* **Your instructions**
Check each line of the material below for "ffffff", then copy the ones that contain it.

— START OF Extracted information —

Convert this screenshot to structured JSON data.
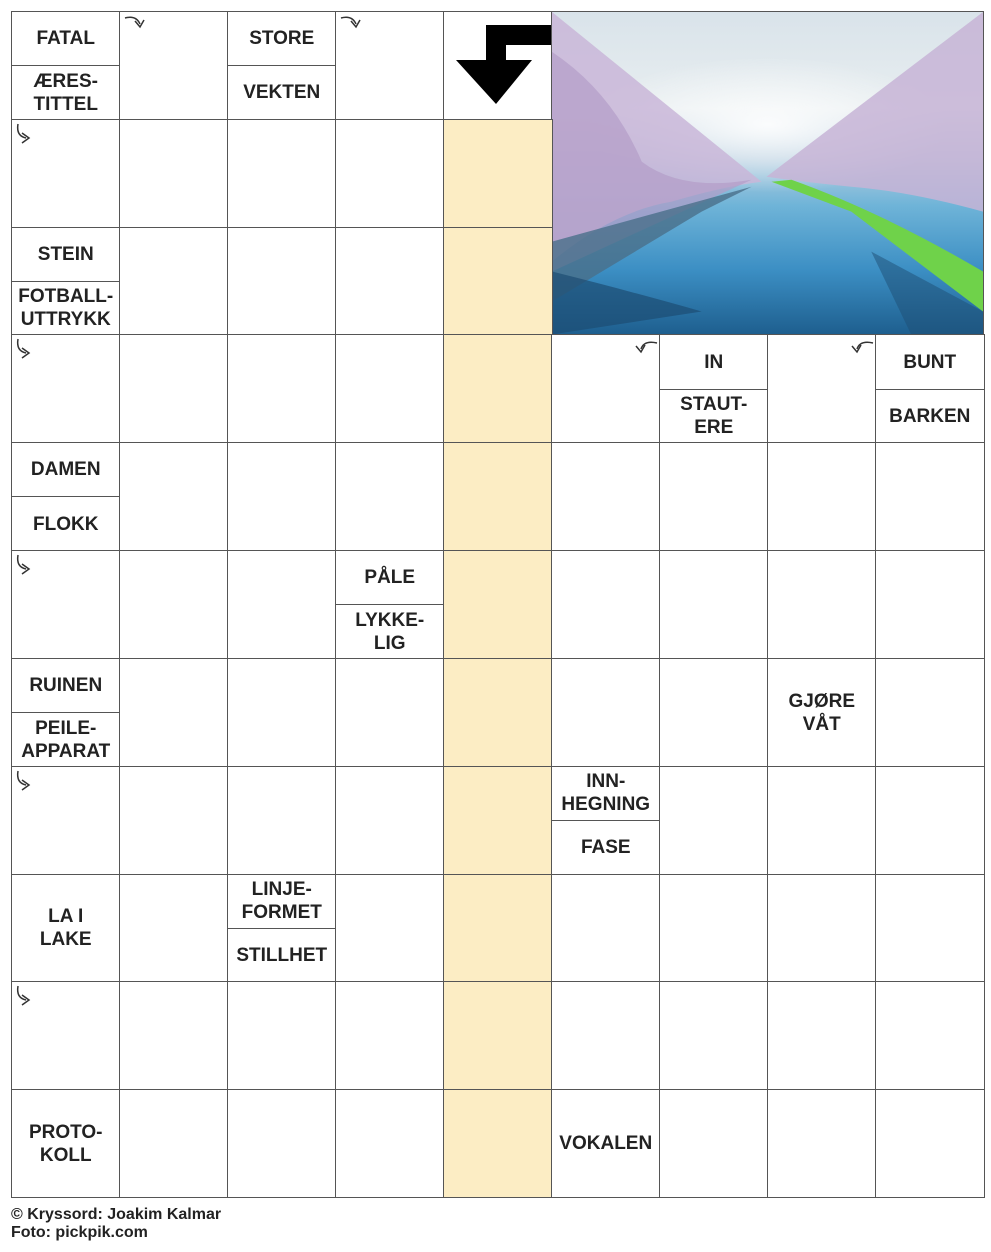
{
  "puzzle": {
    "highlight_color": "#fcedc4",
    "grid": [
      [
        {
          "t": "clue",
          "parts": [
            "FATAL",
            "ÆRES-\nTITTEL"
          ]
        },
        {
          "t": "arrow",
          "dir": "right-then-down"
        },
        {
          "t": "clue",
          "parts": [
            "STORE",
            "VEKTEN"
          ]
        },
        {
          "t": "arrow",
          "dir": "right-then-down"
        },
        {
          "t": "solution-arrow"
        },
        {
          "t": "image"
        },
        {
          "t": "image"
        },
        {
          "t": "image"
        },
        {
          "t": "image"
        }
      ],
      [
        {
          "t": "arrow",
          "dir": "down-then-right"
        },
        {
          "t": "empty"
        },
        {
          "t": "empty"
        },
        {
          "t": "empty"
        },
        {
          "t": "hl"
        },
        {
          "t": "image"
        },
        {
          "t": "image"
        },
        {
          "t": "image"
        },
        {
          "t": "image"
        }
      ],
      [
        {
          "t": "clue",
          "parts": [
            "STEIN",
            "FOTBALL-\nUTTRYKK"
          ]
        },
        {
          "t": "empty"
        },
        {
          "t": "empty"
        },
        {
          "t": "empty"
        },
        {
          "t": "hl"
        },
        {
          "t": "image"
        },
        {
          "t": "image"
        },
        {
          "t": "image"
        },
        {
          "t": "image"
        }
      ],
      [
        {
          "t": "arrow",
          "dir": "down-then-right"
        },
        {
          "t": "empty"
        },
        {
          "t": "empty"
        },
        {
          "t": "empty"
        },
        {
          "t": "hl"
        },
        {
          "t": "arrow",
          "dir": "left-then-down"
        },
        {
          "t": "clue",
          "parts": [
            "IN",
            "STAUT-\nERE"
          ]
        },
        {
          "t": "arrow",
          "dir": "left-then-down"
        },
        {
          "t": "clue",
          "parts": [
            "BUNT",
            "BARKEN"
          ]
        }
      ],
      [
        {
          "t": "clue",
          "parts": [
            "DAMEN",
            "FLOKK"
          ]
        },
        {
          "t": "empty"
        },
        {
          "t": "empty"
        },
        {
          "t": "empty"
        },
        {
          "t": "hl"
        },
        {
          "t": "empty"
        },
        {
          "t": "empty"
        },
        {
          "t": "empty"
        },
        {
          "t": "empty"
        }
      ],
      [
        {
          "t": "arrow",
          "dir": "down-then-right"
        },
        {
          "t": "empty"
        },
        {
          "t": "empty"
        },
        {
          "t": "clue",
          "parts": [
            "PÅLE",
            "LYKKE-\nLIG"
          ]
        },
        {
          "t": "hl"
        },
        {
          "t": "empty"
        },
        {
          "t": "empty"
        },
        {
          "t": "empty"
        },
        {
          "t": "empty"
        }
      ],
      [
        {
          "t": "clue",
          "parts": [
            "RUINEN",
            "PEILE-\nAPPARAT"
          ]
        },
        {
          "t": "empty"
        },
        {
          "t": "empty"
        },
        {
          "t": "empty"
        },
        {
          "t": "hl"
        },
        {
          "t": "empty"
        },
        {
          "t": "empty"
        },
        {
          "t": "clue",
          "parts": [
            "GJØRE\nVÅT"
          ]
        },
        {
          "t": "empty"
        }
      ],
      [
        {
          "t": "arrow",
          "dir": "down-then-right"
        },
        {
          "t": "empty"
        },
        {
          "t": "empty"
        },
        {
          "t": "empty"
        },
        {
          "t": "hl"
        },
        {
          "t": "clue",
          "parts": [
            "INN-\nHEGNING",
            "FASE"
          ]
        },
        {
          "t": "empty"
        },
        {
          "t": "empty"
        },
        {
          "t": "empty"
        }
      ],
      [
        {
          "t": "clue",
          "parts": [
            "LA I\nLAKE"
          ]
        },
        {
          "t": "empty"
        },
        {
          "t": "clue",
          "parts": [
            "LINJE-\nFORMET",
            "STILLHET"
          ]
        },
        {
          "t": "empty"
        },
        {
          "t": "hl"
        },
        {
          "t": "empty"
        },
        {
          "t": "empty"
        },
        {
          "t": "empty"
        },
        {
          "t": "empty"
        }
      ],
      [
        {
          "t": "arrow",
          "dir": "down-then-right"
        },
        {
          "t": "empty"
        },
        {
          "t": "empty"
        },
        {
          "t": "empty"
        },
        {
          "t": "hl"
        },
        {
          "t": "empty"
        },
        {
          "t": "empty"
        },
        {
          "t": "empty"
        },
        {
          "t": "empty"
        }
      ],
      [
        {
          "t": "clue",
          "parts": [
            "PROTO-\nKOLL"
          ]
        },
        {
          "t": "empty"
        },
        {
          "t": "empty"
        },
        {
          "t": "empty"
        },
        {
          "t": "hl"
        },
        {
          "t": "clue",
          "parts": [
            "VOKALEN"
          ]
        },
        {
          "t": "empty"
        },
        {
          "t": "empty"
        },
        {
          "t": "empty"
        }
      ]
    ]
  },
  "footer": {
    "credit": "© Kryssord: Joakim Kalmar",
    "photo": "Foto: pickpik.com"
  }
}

— END OF Extracted information —
— START OF Extracted information —

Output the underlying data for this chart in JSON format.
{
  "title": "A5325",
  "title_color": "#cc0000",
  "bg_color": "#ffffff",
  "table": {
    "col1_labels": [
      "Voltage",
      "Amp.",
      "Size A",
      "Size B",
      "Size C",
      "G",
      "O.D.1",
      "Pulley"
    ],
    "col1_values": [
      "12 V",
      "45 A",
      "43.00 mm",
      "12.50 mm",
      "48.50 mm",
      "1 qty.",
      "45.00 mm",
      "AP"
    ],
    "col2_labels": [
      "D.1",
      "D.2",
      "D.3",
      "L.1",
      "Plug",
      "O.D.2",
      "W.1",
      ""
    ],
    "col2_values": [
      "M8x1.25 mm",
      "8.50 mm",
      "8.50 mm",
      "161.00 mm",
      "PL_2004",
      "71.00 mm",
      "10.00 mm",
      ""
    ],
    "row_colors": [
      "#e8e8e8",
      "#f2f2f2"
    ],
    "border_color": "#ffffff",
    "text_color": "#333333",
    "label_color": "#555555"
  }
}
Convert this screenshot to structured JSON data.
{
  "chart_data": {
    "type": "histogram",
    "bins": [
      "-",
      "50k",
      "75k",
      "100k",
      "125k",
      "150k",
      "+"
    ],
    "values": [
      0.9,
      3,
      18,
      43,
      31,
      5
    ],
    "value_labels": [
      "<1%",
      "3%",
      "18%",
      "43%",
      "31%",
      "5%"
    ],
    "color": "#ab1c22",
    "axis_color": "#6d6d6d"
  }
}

— END OF Extracted information —

* **The response**
  "bg_color": "#ffffff",
    "border_color": "#ffffff",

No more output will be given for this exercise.